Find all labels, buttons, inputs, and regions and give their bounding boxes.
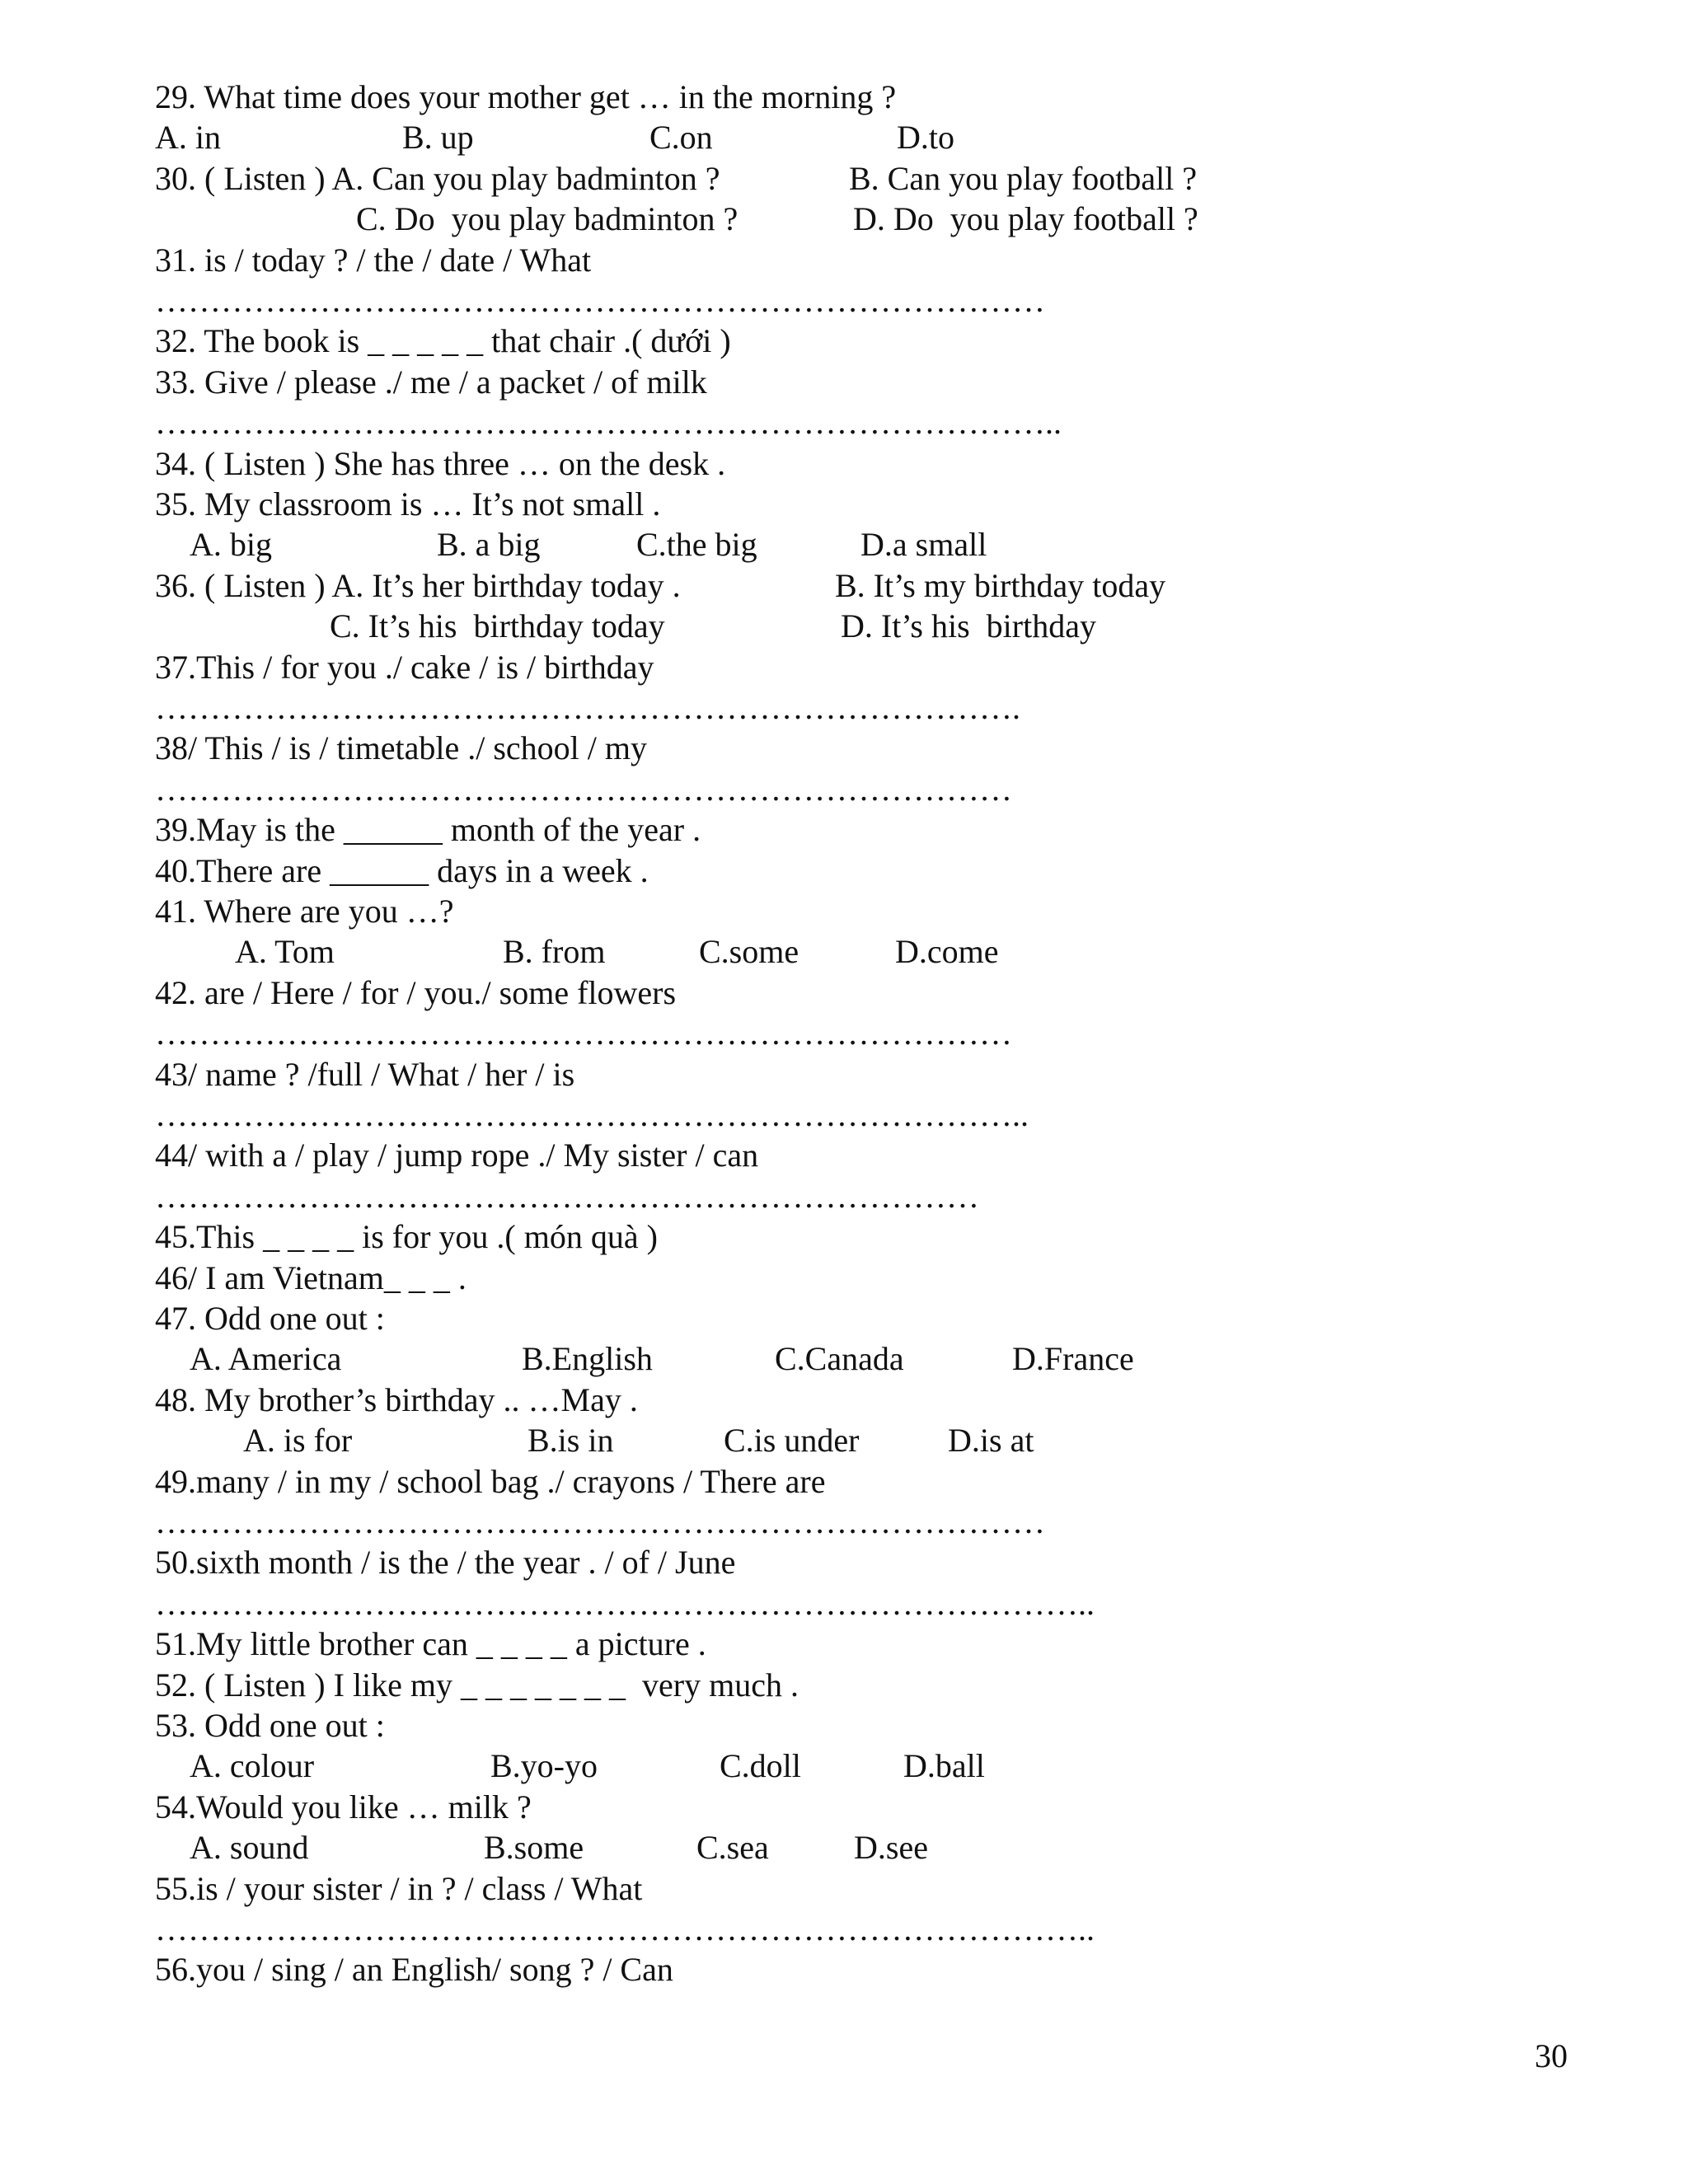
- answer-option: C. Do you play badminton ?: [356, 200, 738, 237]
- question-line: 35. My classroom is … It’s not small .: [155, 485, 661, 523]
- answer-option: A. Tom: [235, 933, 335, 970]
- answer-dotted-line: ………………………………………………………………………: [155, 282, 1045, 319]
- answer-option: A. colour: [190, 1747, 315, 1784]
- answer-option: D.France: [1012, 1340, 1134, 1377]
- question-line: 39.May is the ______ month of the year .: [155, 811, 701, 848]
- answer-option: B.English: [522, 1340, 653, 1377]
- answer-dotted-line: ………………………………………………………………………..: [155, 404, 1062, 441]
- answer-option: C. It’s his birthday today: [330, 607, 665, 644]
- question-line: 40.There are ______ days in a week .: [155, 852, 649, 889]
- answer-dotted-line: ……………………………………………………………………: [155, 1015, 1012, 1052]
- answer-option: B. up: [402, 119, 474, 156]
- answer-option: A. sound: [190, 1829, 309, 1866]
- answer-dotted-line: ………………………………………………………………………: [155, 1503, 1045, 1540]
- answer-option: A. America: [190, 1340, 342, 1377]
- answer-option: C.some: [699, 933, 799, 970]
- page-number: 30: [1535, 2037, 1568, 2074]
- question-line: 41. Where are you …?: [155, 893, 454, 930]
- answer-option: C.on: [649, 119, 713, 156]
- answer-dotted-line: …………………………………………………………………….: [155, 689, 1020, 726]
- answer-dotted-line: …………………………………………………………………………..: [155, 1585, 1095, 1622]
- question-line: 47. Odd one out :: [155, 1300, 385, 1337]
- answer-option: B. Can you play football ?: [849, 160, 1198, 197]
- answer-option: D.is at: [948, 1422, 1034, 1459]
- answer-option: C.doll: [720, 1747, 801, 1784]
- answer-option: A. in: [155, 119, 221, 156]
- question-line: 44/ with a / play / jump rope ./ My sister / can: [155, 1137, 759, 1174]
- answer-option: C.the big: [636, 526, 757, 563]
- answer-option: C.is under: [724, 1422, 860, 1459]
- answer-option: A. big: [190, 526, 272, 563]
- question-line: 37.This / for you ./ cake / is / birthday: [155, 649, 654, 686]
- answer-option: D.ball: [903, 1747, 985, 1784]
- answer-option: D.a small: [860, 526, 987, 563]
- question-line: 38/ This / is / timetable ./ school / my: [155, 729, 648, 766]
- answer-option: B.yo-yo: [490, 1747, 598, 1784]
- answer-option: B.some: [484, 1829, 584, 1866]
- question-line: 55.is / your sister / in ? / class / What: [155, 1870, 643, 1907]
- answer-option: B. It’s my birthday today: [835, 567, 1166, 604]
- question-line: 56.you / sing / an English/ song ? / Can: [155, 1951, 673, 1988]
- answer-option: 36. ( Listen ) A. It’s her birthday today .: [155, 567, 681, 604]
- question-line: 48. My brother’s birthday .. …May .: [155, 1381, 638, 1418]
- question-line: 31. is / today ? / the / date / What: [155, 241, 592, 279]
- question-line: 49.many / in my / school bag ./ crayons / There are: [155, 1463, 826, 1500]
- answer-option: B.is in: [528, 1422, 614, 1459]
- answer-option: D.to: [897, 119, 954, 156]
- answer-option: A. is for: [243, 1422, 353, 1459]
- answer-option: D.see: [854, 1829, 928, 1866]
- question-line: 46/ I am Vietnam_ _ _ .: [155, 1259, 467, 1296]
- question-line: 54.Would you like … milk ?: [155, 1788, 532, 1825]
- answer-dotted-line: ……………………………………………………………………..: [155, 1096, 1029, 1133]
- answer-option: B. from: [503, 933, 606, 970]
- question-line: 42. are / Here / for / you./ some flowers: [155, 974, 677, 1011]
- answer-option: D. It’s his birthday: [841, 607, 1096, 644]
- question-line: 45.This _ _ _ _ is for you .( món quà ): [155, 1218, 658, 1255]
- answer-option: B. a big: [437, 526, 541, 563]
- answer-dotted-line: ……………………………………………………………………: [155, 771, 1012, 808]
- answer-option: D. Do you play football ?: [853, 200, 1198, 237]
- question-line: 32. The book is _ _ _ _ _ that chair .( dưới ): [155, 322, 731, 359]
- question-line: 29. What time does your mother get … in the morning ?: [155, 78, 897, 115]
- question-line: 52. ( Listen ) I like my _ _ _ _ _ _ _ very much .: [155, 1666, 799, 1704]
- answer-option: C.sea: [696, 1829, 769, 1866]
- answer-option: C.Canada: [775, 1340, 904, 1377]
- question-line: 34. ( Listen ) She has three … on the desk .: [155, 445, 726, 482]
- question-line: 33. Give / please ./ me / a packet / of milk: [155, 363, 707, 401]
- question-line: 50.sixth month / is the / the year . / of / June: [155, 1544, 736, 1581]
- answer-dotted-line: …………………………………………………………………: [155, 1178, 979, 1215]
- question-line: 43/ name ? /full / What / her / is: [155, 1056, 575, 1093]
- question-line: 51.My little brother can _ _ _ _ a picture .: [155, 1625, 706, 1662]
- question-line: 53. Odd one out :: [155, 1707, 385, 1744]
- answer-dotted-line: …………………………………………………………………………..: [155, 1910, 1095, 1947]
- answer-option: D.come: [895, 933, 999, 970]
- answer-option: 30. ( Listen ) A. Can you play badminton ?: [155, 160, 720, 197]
...
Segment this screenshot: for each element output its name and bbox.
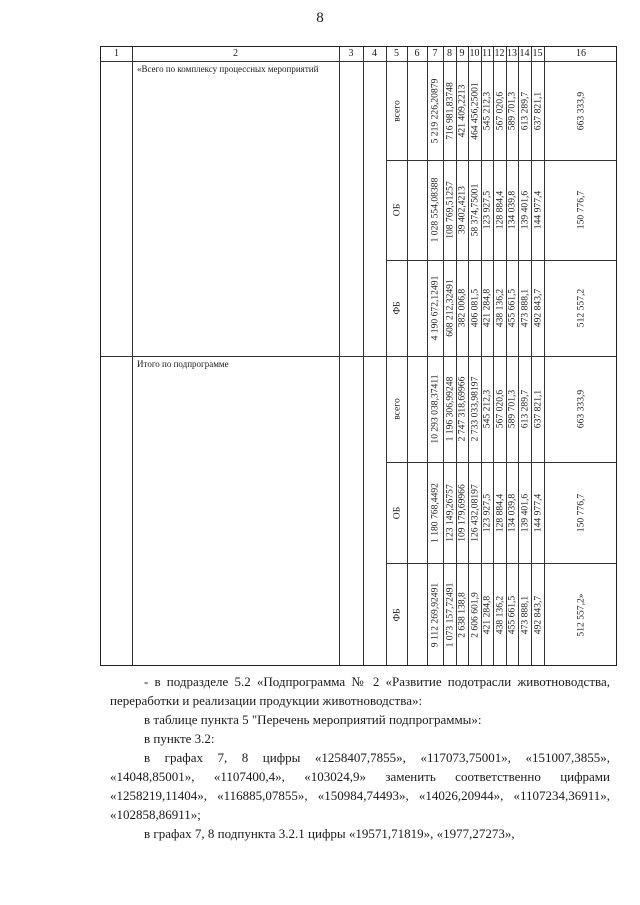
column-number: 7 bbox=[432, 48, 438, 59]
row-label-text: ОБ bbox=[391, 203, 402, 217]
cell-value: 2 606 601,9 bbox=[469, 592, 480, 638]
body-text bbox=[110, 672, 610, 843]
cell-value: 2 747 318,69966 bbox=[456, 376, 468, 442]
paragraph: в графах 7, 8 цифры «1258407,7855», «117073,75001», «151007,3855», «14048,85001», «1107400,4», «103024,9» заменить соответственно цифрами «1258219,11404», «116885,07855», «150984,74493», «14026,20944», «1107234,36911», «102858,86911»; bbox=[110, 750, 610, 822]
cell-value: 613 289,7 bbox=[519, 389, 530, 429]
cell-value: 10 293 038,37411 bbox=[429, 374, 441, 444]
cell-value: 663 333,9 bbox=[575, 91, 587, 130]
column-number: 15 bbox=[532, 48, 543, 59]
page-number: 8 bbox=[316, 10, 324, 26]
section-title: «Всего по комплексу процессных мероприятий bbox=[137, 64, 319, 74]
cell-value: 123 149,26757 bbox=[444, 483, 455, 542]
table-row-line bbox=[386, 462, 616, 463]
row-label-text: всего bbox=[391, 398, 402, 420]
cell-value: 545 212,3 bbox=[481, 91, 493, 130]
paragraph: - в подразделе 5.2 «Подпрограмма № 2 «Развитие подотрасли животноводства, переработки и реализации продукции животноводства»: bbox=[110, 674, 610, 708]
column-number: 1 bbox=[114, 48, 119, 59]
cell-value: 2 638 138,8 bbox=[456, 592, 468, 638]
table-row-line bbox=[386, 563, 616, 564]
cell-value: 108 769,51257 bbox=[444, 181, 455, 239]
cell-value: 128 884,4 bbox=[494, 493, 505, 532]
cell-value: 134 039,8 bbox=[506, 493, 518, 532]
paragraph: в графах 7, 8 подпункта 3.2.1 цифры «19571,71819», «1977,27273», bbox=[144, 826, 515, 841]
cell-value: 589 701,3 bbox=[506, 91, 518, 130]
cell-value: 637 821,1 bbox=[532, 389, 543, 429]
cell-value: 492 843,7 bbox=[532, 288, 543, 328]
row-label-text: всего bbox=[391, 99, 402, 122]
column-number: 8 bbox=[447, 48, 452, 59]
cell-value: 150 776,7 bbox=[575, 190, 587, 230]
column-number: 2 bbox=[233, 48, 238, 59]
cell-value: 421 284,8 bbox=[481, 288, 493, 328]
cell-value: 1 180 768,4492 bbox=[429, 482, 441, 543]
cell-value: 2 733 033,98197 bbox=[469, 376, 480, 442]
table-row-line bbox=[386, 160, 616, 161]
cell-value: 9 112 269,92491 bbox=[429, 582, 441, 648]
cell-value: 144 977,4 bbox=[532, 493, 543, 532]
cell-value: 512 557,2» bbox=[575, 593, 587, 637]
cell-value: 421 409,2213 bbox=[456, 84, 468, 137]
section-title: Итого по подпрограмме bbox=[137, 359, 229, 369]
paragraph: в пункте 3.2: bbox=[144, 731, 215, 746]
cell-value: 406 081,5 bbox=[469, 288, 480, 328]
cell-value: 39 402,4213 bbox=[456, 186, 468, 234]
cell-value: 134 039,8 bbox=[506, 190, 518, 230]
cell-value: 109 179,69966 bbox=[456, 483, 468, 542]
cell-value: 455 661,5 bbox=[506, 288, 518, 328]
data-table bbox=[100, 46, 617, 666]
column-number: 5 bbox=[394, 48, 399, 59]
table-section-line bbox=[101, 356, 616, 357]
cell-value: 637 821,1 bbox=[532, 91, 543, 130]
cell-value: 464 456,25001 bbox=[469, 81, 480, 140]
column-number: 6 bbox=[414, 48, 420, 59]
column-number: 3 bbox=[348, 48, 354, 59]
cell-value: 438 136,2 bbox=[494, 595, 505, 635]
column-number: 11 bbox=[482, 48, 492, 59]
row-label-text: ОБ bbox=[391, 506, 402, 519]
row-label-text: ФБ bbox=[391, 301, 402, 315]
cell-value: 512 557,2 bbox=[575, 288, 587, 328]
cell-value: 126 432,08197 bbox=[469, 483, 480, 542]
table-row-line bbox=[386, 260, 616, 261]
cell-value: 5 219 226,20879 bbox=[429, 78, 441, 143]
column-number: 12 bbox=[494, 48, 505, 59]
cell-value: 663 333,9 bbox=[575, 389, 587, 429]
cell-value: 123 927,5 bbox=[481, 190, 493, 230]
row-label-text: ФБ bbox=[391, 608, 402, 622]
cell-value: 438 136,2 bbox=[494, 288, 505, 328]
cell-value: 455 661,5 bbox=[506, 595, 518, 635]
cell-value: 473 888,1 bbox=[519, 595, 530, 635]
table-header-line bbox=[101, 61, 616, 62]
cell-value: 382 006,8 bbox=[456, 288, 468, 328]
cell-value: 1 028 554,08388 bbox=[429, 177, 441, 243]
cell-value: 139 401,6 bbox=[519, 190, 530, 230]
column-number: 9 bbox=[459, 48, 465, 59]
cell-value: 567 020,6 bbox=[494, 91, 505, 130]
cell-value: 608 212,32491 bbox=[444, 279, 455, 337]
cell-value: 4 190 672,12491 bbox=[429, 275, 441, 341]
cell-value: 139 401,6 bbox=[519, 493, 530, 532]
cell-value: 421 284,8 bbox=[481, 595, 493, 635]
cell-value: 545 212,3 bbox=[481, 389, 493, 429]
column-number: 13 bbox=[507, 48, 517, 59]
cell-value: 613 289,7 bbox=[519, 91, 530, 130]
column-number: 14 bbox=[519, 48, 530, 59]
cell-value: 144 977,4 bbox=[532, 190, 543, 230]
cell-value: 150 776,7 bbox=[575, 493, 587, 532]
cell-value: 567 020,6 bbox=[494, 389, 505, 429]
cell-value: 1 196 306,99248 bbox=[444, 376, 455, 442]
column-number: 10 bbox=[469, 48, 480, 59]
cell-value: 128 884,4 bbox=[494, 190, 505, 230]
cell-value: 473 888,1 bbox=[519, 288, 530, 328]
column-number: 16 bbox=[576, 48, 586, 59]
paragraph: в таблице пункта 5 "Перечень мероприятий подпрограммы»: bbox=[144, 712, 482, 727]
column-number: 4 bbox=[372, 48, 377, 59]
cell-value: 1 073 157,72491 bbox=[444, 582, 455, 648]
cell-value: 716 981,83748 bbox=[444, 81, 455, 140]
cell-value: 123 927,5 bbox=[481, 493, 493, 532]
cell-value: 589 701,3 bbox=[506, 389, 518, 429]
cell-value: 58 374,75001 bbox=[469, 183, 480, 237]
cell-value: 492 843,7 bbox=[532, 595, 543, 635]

-- What is being asked --
Copy out the material above word for word, starting at the line containing "column-number: 7 bbox=[432, 48, 438, 59]" and ending at the line containing "cell-value: 545 212,3 bbox=[481, 91, 493, 130]", with both of those lines included.

-- Worked answer --
column-number: 7 bbox=[432, 48, 438, 59]
row-label-text: ОБ bbox=[391, 203, 402, 217]
cell-value: 2 606 601,9 bbox=[469, 592, 480, 638]
body-text bbox=[110, 672, 610, 843]
cell-value: 2 747 318,69966 bbox=[456, 376, 468, 442]
paragraph: в графах 7, 8 цифры «1258407,7855», «117073,75001», «151007,3855», «14048,85001», «1107400,4», «103024,9» заменить соответственно цифрами «1258219,11404», «116885,07855», «150984,74493», «14026,20944», «1107234,36911», «102858,86911»; bbox=[110, 750, 610, 822]
cell-value: 613 289,7 bbox=[519, 389, 530, 429]
cell-value: 10 293 038,37411 bbox=[429, 374, 441, 444]
cell-value: 663 333,9 bbox=[575, 91, 587, 130]
column-number: 15 bbox=[532, 48, 543, 59]
page-number: 8 bbox=[316, 10, 324, 26]
section-title: «Всего по комплексу процессных мероприятий bbox=[137, 64, 319, 74]
cell-value: 123 149,26757 bbox=[444, 483, 455, 542]
table-row-line bbox=[386, 462, 616, 463]
row-label-text: всего bbox=[391, 398, 402, 420]
cell-value: 545 212,3 bbox=[481, 91, 493, 130]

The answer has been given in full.